Exercise directions |
Leave the pictures out and print every record below exactly as it stands.

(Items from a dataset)

********

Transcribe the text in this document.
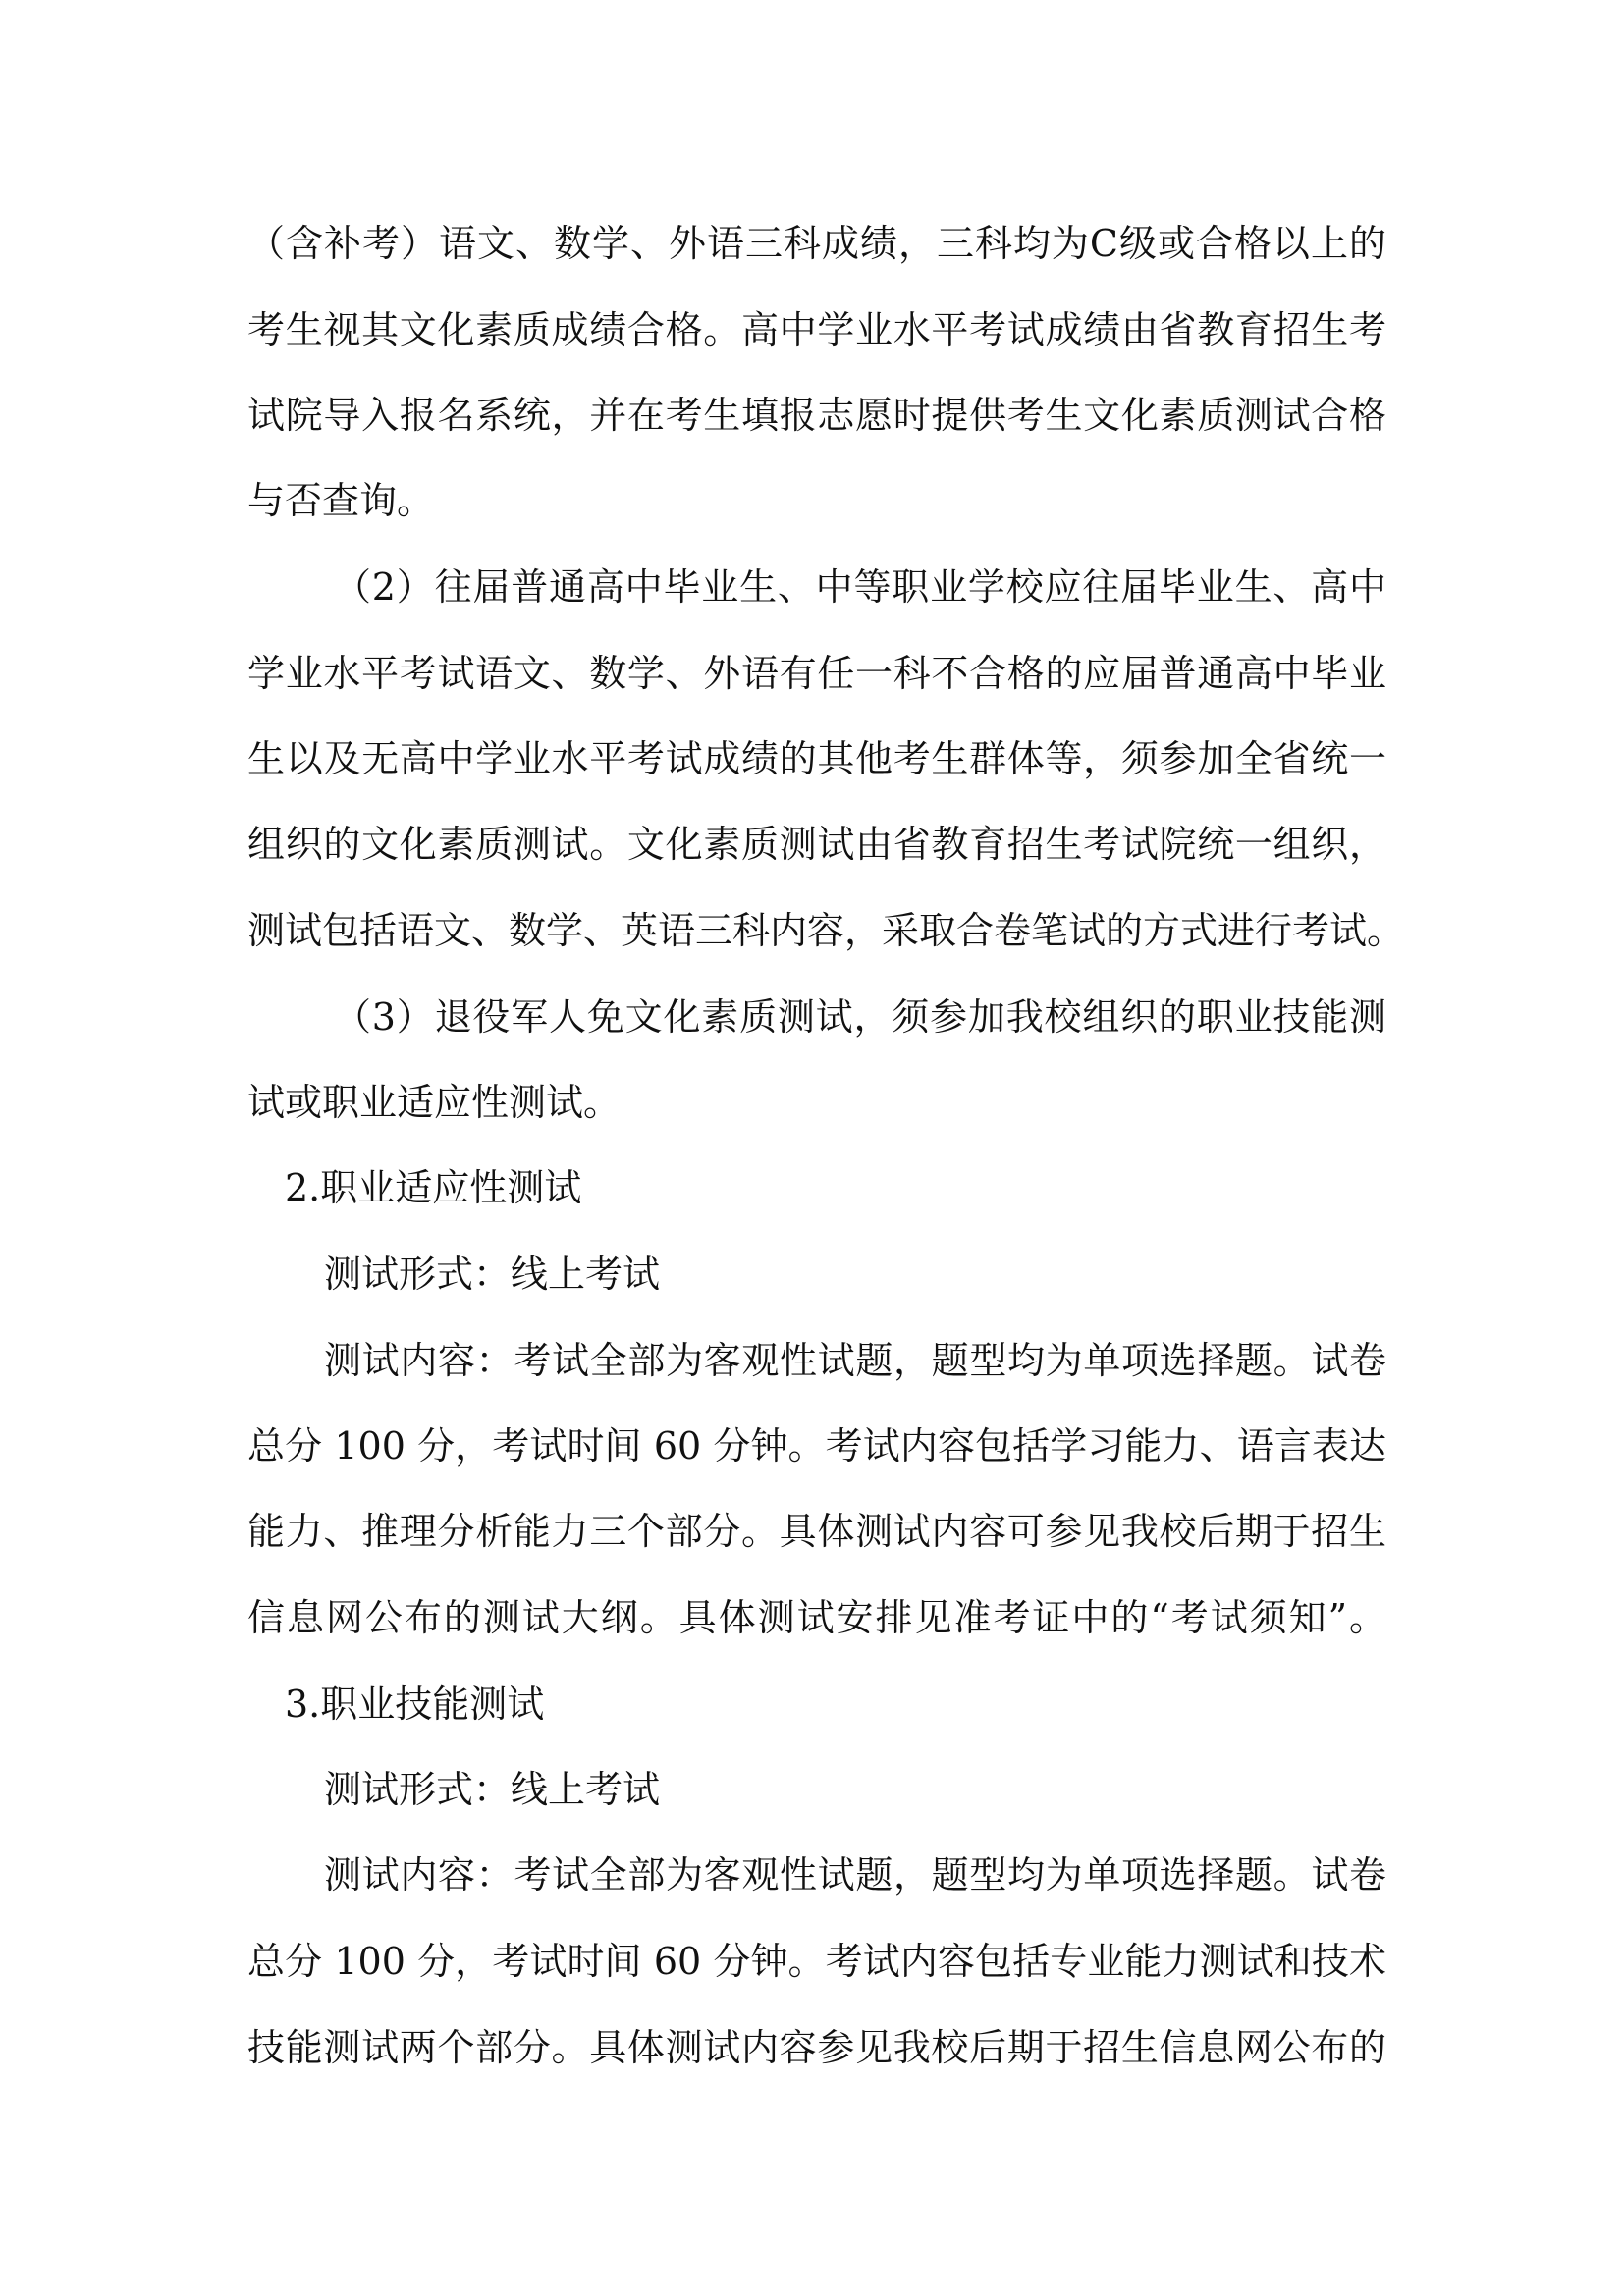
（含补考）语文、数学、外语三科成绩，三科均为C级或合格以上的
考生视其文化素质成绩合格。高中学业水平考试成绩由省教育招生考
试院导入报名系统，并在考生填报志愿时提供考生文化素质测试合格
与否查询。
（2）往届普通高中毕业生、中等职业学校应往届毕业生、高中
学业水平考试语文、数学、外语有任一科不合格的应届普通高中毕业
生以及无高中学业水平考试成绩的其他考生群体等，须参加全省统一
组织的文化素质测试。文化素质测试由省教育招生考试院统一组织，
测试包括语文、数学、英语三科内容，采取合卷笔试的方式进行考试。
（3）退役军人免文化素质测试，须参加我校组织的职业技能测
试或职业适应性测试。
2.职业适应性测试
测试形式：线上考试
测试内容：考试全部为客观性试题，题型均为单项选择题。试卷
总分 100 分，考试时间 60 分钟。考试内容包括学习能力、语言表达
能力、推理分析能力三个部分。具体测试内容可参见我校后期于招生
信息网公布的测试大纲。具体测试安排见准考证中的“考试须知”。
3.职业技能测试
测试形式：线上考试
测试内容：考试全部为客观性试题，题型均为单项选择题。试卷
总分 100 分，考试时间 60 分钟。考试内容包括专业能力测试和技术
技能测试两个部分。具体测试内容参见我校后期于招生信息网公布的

********

The answer |
Transcribe the text in this document.
（含补考）语文、数学、外语三科成绩，三科均为C级或合格以上的
考生视其文化素质成绩合格。高中学业水平考试成绩由省教育招生考
试院导入报名系统，并在考生填报志愿时提供考生文化素质测试合格
与否查询。
（2）往届普通高中毕业生、中等职业学校应往届毕业生、高中
学业水平考试语文、数学、外语有任一科不合格的应届普通高中毕业
生以及无高中学业水平考试成绩的其他考生群体等，须参加全省统一
组织的文化素质测试。文化素质测试由省教育招生考试院统一组织，
测试包括语文、数学、英语三科内容，采取合卷笔试的方式进行考试。
（3）退役军人免文化素质测试，须参加我校组织的职业技能测
试或职业适应性测试。
2.职业适应性测试
测试形式：线上考试
测试内容：考试全部为客观性试题，题型均为单项选择题。试卷
总分 100 分，考试时间 60 分钟。考试内容包括学习能力、语言表达
能力、推理分析能力三个部分。具体测试内容可参见我校后期于招生
信息网公布的测试大纲。具体测试安排见准考证中的“考试须知”。
3.职业技能测试
测试形式：线上考试
测试内容：考试全部为客观性试题，题型均为单项选择题。试卷
总分 100 分，考试时间 60 分钟。考试内容包括专业能力测试和技术
技能测试两个部分。具体测试内容参见我校后期于招生信息网公布的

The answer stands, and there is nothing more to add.